» WHAT IS REQUIRED: Copy everything in the data below exactly except the pictures.

» DATA SECTION:
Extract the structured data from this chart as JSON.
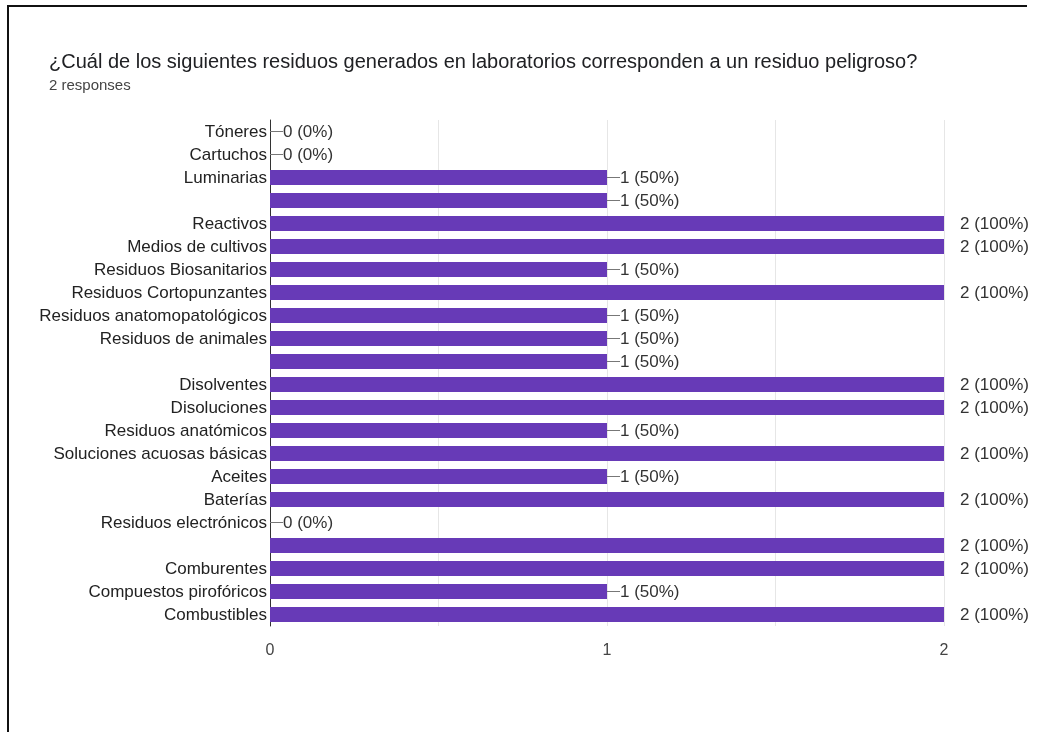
{
  "chart_data": {
    "type": "bar",
    "orientation": "horizontal",
    "title": "¿Cuál de los siguientes residuos generados en laboratorios corresponden a un residuo peligroso?",
    "subtitle": "2 responses",
    "categories": [
      "Tóneres",
      "Cartuchos",
      "Luminarias",
      null,
      "Reactivos",
      "Medios de cultivos",
      "Residuos Biosanitarios",
      "Residuos Cortopunzantes",
      "Residuos anatomopatológicos",
      "Residuos de animales",
      null,
      "Disolventes",
      "Disoluciones",
      "Residuos anatómicos",
      "Soluciones acuosas básicas",
      "Aceites",
      "Baterías",
      "Residuos electrónicos",
      null,
      "Comburentes",
      "Compuestos pirofóricos",
      "Combustibles"
    ],
    "values": [
      0,
      0,
      1,
      1,
      2,
      2,
      1,
      2,
      1,
      1,
      1,
      2,
      2,
      1,
      2,
      1,
      2,
      0,
      2,
      2,
      1,
      2
    ],
    "value_labels": [
      "0 (0%)",
      "0 (0%)",
      "1 (50%)",
      "1 (50%)",
      "2 (100%)",
      "2 (100%)",
      "1 (50%)",
      "2 (100%)",
      "1 (50%)",
      "1 (50%)",
      "1 (50%)",
      "2 (100%)",
      "2 (100%)",
      "1 (50%)",
      "2 (100%)",
      "1 (50%)",
      "2 (100%)",
      "0 (0%)",
      "2 (100%)",
      "2 (100%)",
      "1 (50%)",
      "2 (100%)"
    ],
    "color": "#673ab7",
    "xlim": [
      0,
      2
    ],
    "xticks": [
      0,
      {
        "value": 0.5,
        "label": null
      },
      1,
      {
        "value": 1.5,
        "label": null
      },
      2
    ],
    "grid": "x"
  }
}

» ANSWER TO THE TASK:
Extract the structured data from this chart as JSON.
{
  "chart_data": {
    "type": "bar",
    "orientation": "horizontal",
    "title": "¿Cuál de los siguientes residuos generados en laboratorios corresponden a un residuo peligroso?",
    "subtitle": "2 responses",
    "categories": [
      "Tóneres",
      "Cartuchos",
      "Luminarias",
      null,
      "Reactivos",
      "Medios de cultivos",
      "Residuos Biosanitarios",
      "Residuos Cortopunzantes",
      "Residuos anatomopatológicos",
      "Residuos de animales",
      null,
      "Disolventes",
      "Disoluciones",
      "Residuos anatómicos",
      "Soluciones acuosas básicas",
      "Aceites",
      "Baterías",
      "Residuos electrónicos",
      null,
      "Comburentes",
      "Compuestos pirofóricos",
      "Combustibles"
    ],
    "values": [
      0,
      0,
      1,
      1,
      2,
      2,
      1,
      2,
      1,
      1,
      1,
      2,
      2,
      1,
      2,
      1,
      2,
      0,
      2,
      2,
      1,
      2
    ],
    "value_labels": [
      "0 (0%)",
      "0 (0%)",
      "1 (50%)",
      "1 (50%)",
      "2 (100%)",
      "2 (100%)",
      "1 (50%)",
      "2 (100%)",
      "1 (50%)",
      "1 (50%)",
      "1 (50%)",
      "2 (100%)",
      "2 (100%)",
      "1 (50%)",
      "2 (100%)",
      "1 (50%)",
      "2 (100%)",
      "0 (0%)",
      "2 (100%)",
      "2 (100%)",
      "1 (50%)",
      "2 (100%)"
    ],
    "color": "#673ab7",
    "xlim": [
      0,
      2
    ],
    "xticks": [
      0,
      {
        "value": 0.5,
        "label": null
      },
      1,
      {
        "value": 1.5,
        "label": null
      },
      2
    ],
    "grid": "x"
  }
}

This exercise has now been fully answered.